• _Task statement_
Keep the pictures out and restate every record exactly.

• _Materials provided_

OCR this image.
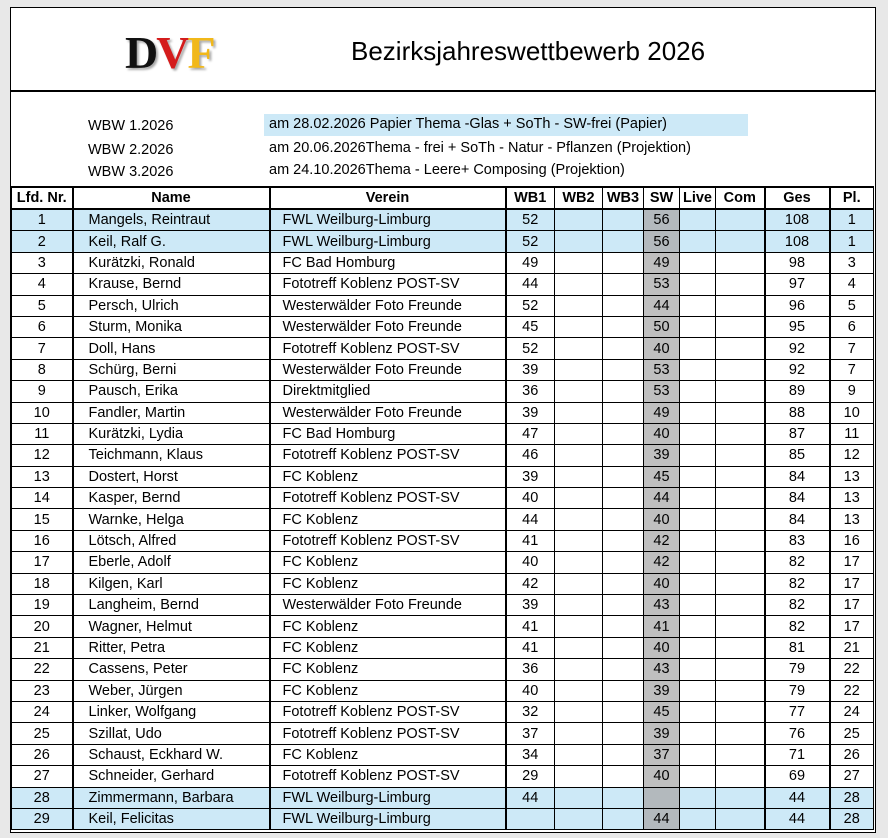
DVF	Bezirksjahreswettbewerb 2026
WBW 1.2026	am 28.02.2026 Papier Thema -Glas + SoTh - SW-frei (Papier)
WBW 2.2026	am 20.06.2026Thema - frei + SoTh - Natur - Pflanzen (Projektion)
WBW 3.2026	am 24.10.2026Thema - Leere+ Composing (Projektion)
Lfd. Nr.	Name	Verein	WB1	WB2	WB3	SW	Live	Com	Ges	Pl.
1	Mangels, Reintraut	FWL Weilburg-Limburg	52			56			108	1
2	Keil, Ralf G.	FWL Weilburg-Limburg	52			56			108	1
3	Kurätzki, Ronald	FC Bad Homburg	49			49			98	3
4	Krause, Bernd	Fototreff Koblenz POST-SV	44			53			97	4
5	Persch, Ulrich	Westerwälder Foto Freunde	52			44			96	5
6	Sturm, Monika	Westerwälder Foto Freunde	45			50			95	6
7	Doll, Hans	Fototreff Koblenz POST-SV	52			40			92	7
8	Schürg, Berni	Westerwälder Foto Freunde	39			53			92	7
9	Pausch, Erika	Direktmitglied	36			53			89	9
10	Fandler, Martin	Westerwälder Foto Freunde	39			49			88	10
11	Kurätzki, Lydia	FC Bad Homburg	47			40			87	11
12	Teichmann, Klaus	Fototreff Koblenz POST-SV	46			39			85	12
13	Dostert, Horst	FC Koblenz	39			45			84	13
14	Kasper, Bernd	Fototreff Koblenz POST-SV	40			44			84	13
15	Warnke, Helga	FC Koblenz	44			40			84	13
16	Lötsch, Alfred	Fototreff Koblenz POST-SV	41			42			83	16
17	Eberle, Adolf	FC Koblenz	40			42			82	17
18	Kilgen, Karl	FC Koblenz	42			40			82	17
19	Langheim, Bernd	Westerwälder Foto Freunde	39			43			82	17
20	Wagner, Helmut	FC Koblenz	41			41			82	17
21	Ritter, Petra	FC Koblenz	41			40			81	21
22	Cassens, Peter	FC Koblenz	36			43			79	22
23	Weber, Jürgen	FC Koblenz	40			39			79	22
24	Linker, Wolfgang	Fototreff Koblenz POST-SV	32			45			77	24
25	Szillat, Udo	Fototreff Koblenz POST-SV	37			39			76	25
26	Schaust, Eckhard W.	FC Koblenz	34			37			71	26
27	Schneider, Gerhard	Fototreff Koblenz POST-SV	29			40			69	27
28	Zimmermann, Barbara	FWL Weilburg-Limburg	44						44	28
29	Keil, Felicitas	FWL Weilburg-Limburg				44			44	28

• _Exercise output_
OCR this image.
DVF	Bezirksjahreswettbewerb 2026
WBW 1.2026	am 28.02.2026 Papier Thema -Glas + SoTh - SW-frei (Papier)
WBW 2.2026	am 20.06.2026Thema - frei + SoTh - Natur - Pflanzen (Projektion)
WBW 3.2026	am 24.10.2026Thema - Leere+ Composing (Projektion)
Lfd. Nr.	Name	Verein	WB1	WB2	WB3	SW	Live	Com	Ges	Pl.
1	Mangels, Reintraut	FWL Weilburg-Limburg	52			56			108	1
2	Keil, Ralf G.	FWL Weilburg-Limburg	52			56			108	1
3	Kurätzki, Ronald	FC Bad Homburg	49			49			98	3
4	Krause, Bernd	Fototreff Koblenz POST-SV	44			53			97	4
5	Persch, Ulrich	Westerwälder Foto Freunde	52			44			96	5
6	Sturm, Monika	Westerwälder Foto Freunde	45			50			95	6
7	Doll, Hans	Fototreff Koblenz POST-SV	52			40			92	7
8	Schürg, Berni	Westerwälder Foto Freunde	39			53			92	7
9	Pausch, Erika	Direktmitglied	36			53			89	9
10	Fandler, Martin	Westerwälder Foto Freunde	39			49			88	10
11	Kurätzki, Lydia	FC Bad Homburg	47			40			87	11
12	Teichmann, Klaus	Fototreff Koblenz POST-SV	46			39			85	12
13	Dostert, Horst	FC Koblenz	39			45			84	13
14	Kasper, Bernd	Fototreff Koblenz POST-SV	40			44			84	13
15	Warnke, Helga	FC Koblenz	44			40			84	13
16	Lötsch, Alfred	Fototreff Koblenz POST-SV	41			42			83	16
17	Eberle, Adolf	FC Koblenz	40			42			82	17
18	Kilgen, Karl	FC Koblenz	42			40			82	17
19	Langheim, Bernd	Westerwälder Foto Freunde	39			43			82	17
20	Wagner, Helmut	FC Koblenz	41			41			82	17
21	Ritter, Petra	FC Koblenz	41			40			81	21
22	Cassens, Peter	FC Koblenz	36			43			79	22
23	Weber, Jürgen	FC Koblenz	40			39			79	22
24	Linker, Wolfgang	Fototreff Koblenz POST-SV	32			45			77	24
25	Szillat, Udo	Fototreff Koblenz POST-SV	37			39			76	25
26	Schaust, Eckhard W.	FC Koblenz	34			37			71	26
27	Schneider, Gerhard	Fototreff Koblenz POST-SV	29			40			69	27
28	Zimmermann, Barbara	FWL Weilburg-Limburg	44						44	28
29	Keil, Felicitas	FWL Weilburg-Limburg				44			44	28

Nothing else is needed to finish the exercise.